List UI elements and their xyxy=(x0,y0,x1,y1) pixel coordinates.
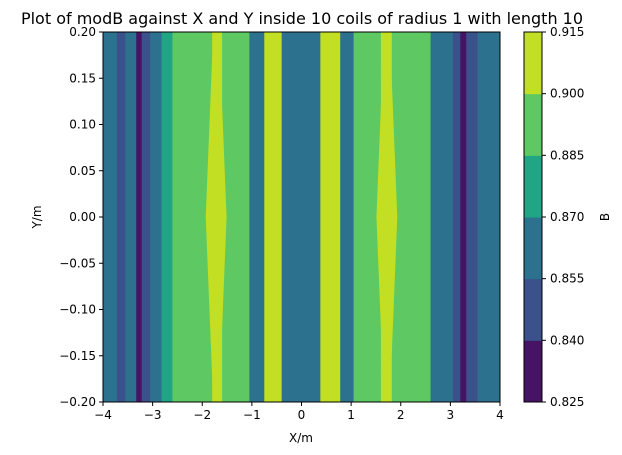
x-tick-label: 1 xyxy=(347,408,355,422)
y-axis: −0.20 −0.15 −0.10 −0.05 0.00 0.05 0.10 0.15 0.20 xyxy=(59,25,103,409)
x-tick-label: 4 xyxy=(496,408,504,422)
colorbar-tick-label: 0.885 xyxy=(550,148,584,162)
x-tick-label: −4 xyxy=(94,408,112,422)
colorbar-segment xyxy=(524,32,542,95)
chart-title: Plot of modB against X and Y inside 10 c… xyxy=(21,9,583,28)
contour-band xyxy=(391,32,412,402)
contour-band xyxy=(281,32,321,402)
colorbar-tick-label: 0.870 xyxy=(550,210,584,224)
contour-band xyxy=(466,32,479,402)
y-axis-label: Y/m xyxy=(30,205,44,229)
contour-band xyxy=(332,32,341,402)
contour-band xyxy=(150,32,163,402)
x-tick-label: −3 xyxy=(144,408,162,422)
contour-band xyxy=(222,32,250,402)
contour-band xyxy=(264,32,273,402)
colorbar-segment xyxy=(524,217,542,280)
contour-band xyxy=(249,32,265,402)
contour-region xyxy=(205,32,227,402)
y-tick-label: 0.00 xyxy=(69,210,96,224)
contour-band xyxy=(103,32,118,402)
contour-band xyxy=(189,32,213,402)
contour-band xyxy=(136,32,143,402)
contour-band xyxy=(161,32,174,402)
contour-band xyxy=(141,32,151,402)
y-tick-label: −0.05 xyxy=(59,256,96,270)
y-tick-label: 0.05 xyxy=(69,164,96,178)
contour-band xyxy=(452,32,461,402)
colorbar-segment xyxy=(524,93,542,156)
y-tick-label: 0.15 xyxy=(69,71,96,85)
colorbar-segment xyxy=(524,278,542,341)
y-tick-label: 0.20 xyxy=(69,25,96,39)
contour-band xyxy=(410,32,432,402)
y-tick-label: −0.15 xyxy=(59,349,96,363)
contour-band xyxy=(271,32,283,402)
plot-area xyxy=(103,32,500,402)
colorbar-segment xyxy=(524,340,542,403)
colorbar-tick-label: 0.900 xyxy=(550,87,584,101)
contour-band xyxy=(460,32,467,402)
colorbar-label: B xyxy=(598,213,612,221)
y-tick-label: −0.20 xyxy=(59,395,96,409)
x-tick-label: −1 xyxy=(243,408,261,422)
x-axis-label: X/m xyxy=(289,431,313,445)
colorbar xyxy=(524,32,542,403)
y-tick-label: 0.10 xyxy=(69,118,96,132)
colorbar-segment xyxy=(524,155,542,218)
contour-band xyxy=(125,32,137,402)
colorbar-ticks: 0.825 0.840 0.855 0.870 0.885 0.900 0.915 xyxy=(542,25,584,409)
contour-band xyxy=(441,32,454,402)
contour-band xyxy=(320,32,333,402)
colorbar-tick-label: 0.855 xyxy=(550,272,584,286)
x-tick-label: 3 xyxy=(447,408,455,422)
colorbar-tick-label: 0.825 xyxy=(550,395,584,409)
colorbar-tick-label: 0.915 xyxy=(550,25,584,39)
contour-band xyxy=(477,32,489,402)
contour-band xyxy=(487,32,500,402)
colorbar-tick-label: 0.840 xyxy=(550,333,584,347)
contour-band xyxy=(172,32,191,402)
x-axis: −4 −3 −2 −1 0 1 2 3 4 xyxy=(94,402,504,422)
x-tick-label: 0 xyxy=(298,408,306,422)
contour-band xyxy=(430,32,443,402)
x-tick-label: 2 xyxy=(397,408,405,422)
contour-region xyxy=(376,32,398,402)
contour-band xyxy=(116,32,126,402)
x-tick-label: −2 xyxy=(193,408,211,422)
y-tick-label: −0.10 xyxy=(59,303,96,317)
contour-band xyxy=(340,32,355,402)
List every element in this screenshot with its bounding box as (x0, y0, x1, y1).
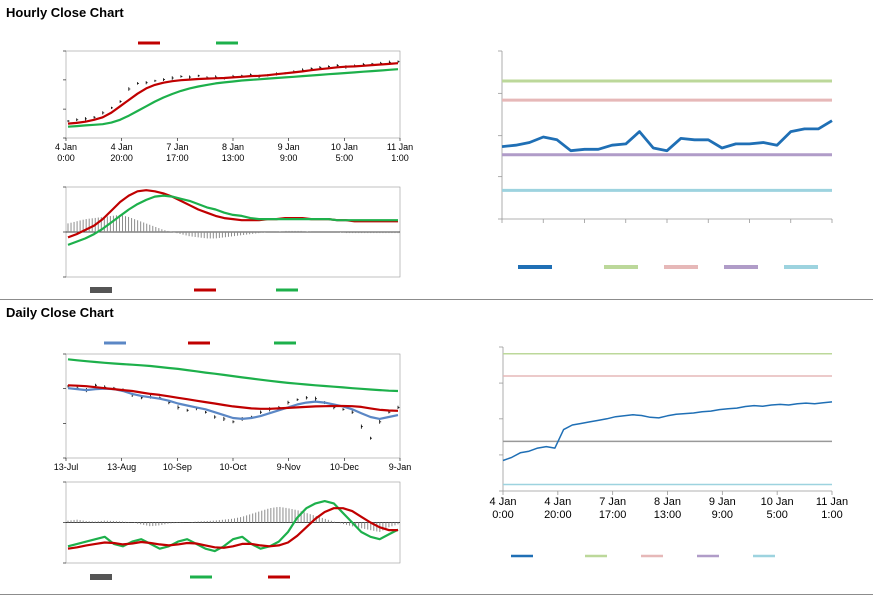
x-tick-label-line: 11 Jan (387, 142, 413, 152)
x-tick-label: 10-Sep (163, 462, 192, 472)
x-tick-label: 9 Jan 9:00 (278, 142, 300, 163)
plot-area (65, 50, 401, 139)
x-tick-label-line: 9:00 (280, 153, 298, 163)
x-tick-label: 11 Jan 1:00 (387, 142, 413, 163)
x-tick-label-line: 13-Jul (54, 462, 79, 472)
x-tick-label-line: 4 Jan (55, 142, 77, 152)
x-tick-label: 10-Oct (219, 462, 247, 472)
x-tick-label-line: 4 Jan (490, 496, 517, 508)
bottom-divider (0, 594, 873, 595)
x-tick-label-line: 10 Jan (761, 496, 794, 508)
x-tick-label: 11 Jan 1:00 (816, 496, 848, 521)
x-tick-label: 7 Jan 17:00 (166, 142, 189, 163)
x-tick-label-line: 5:00 (766, 509, 787, 521)
x-tick-label: 7 Jan 17:00 (599, 496, 627, 521)
x-tick-label-line: 9 Jan (278, 142, 300, 152)
x-tick-label: 9 Jan 9:00 (709, 496, 736, 521)
series-line-200-day (67, 358, 399, 393)
x-tick-label-line: 10-Dec (330, 462, 360, 472)
divergence-d-legend-swatch (90, 574, 112, 580)
x-tick-label-line: 9 Jan (709, 496, 736, 508)
divergence-h-legend-swatch (90, 287, 112, 293)
x-tick-label-line: 13:00 (654, 509, 682, 521)
series-line-close (502, 401, 833, 462)
x-tick-label-line: 11 Jan (816, 496, 848, 508)
x-tick-label: 4 Jan 0:00 (490, 496, 517, 521)
x-tick-label-line: 8 Jan (654, 496, 681, 508)
x-tick-label: 10 Jan 5:00 (761, 496, 794, 521)
x-tick-label-line: 20:00 (110, 153, 133, 163)
x-tick-label-line: 9-Jan (389, 462, 412, 472)
x-tick-label-line: 8 Jan (222, 142, 244, 152)
x-tick-label-line: 1:00 (391, 153, 409, 163)
daily-section-title: Daily Close Chart (6, 305, 114, 320)
x-tick-label-line: 9:00 (712, 509, 733, 521)
x-tick-label-line: 4 Jan (111, 142, 133, 152)
series-line-20-day (67, 387, 399, 420)
x-tick-label-line: 10-Oct (219, 462, 247, 472)
x-tick-label: 4 Jan 20:00 (110, 142, 133, 163)
x-tick-label-line: 10-Sep (163, 462, 192, 472)
x-tick-label-line: 4 Jan (544, 496, 571, 508)
series-line-50-hrs-ma (67, 68, 399, 128)
x-tick-label-line: 10 Jan (331, 142, 358, 152)
x-tick-label: 10 Jan 5:00 (331, 142, 358, 163)
x-tick-label: 4 Jan 20:00 (544, 496, 572, 521)
x-tick-label-line: 17:00 (166, 153, 189, 163)
x-tick-label-line: 13-Aug (107, 462, 136, 472)
series-line-20-hr-ma (67, 62, 399, 125)
section-divider (0, 299, 873, 300)
hourly-section-title: Hourly Close Chart (6, 5, 124, 20)
x-tick-label-line: 0:00 (492, 509, 513, 521)
x-tick-label-line: 20:00 (544, 509, 572, 521)
x-tick-label: 9-Nov (277, 462, 302, 472)
series-line-50-day (67, 384, 399, 412)
series-line-close (501, 119, 833, 153)
x-tick-label-line: 5:00 (336, 153, 354, 163)
x-tick-label-line: 7 Jan (599, 496, 626, 508)
x-tick-label: 8 Jan 13:00 (654, 496, 682, 521)
series-line-macd-signal-line (67, 507, 398, 550)
x-tick-label: 13-Jul (54, 462, 79, 472)
series-line-macd (67, 500, 399, 553)
x-tick-label: 9-Jan (389, 462, 412, 472)
x-tick-label-line: 17:00 (599, 509, 627, 521)
x-tick-label-line: 0:00 (57, 153, 75, 163)
series-line-macd-signal-line (67, 194, 398, 246)
x-tick-label-line: 7 Jan (166, 142, 188, 152)
x-tick-label: 13-Aug (107, 462, 136, 472)
x-tick-label: 4 Jan 0:00 (55, 142, 77, 163)
x-tick-label-line: 9-Nov (277, 462, 302, 472)
x-tick-label: 8 Jan 13:00 (222, 142, 245, 163)
x-tick-label-line: 1:00 (821, 509, 842, 521)
x-tick-label: 10-Dec (330, 462, 360, 472)
x-tick-label-line: 13:00 (222, 153, 245, 163)
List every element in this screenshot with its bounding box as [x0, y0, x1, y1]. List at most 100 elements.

Short task: Rewrite everything above from the line containing "x-tick-label-line: 11 Jan (387, 142, 413, 152)" down to the line containing "x-tick-label-line: 11 Jan (816, 496, 848, 508)" as a numbered list, skipping any blank lines.

The solution:
1. x-tick-label-line: 11 Jan (387, 142, 413, 152)
2. x-tick-label: 10-Sep (163, 462, 192, 472)
3. x-tick-label: 9 Jan 9:00 (278, 142, 300, 163)
4. plot-area (65, 50, 401, 139)
5. x-tick-label-line: 9:00 (280, 153, 298, 163)
6. x-tick-label: 11 Jan 1:00 (387, 142, 413, 163)
7. x-tick-label-line: 13-Jul (54, 462, 79, 472)
8. x-tick-label-line: 4 Jan (55, 142, 77, 152)
9. x-tick-label: 10-Oct (219, 462, 247, 472)
10. x-tick-label-line: 4 Jan (490, 496, 517, 508)
11. bottom-divider (0, 594, 873, 595)
12. x-tick-label-line: 10 Jan (761, 496, 794, 508)
13. x-tick-label: 11 Jan 1:00 (816, 496, 848, 521)
14. x-tick-label: 7 Jan 17:00 (166, 142, 189, 163)
15. x-tick-label-line: 5:00 (766, 509, 787, 521)
16. x-tick-label: 7 Jan 17:00 (599, 496, 627, 521)
17. x-tick-label-line: 9 Jan (278, 142, 300, 152)
18. x-tick-label: 9 Jan 9:00 (709, 496, 736, 521)
19. series-line-200-day (67, 358, 399, 393)
20. x-tick-label-line: 10-Dec (330, 462, 360, 472)
21. divergence-d-legend-swatch (90, 574, 112, 580)
22. x-tick-label-line: 9 Jan (709, 496, 736, 508)
23. divergence-h-legend-swatch (90, 287, 112, 293)
24. x-tick-label-line: 13:00 (654, 509, 682, 521)
25. series-line-close (502, 401, 833, 462)
26. x-tick-label-line: 11 Jan (816, 496, 848, 508)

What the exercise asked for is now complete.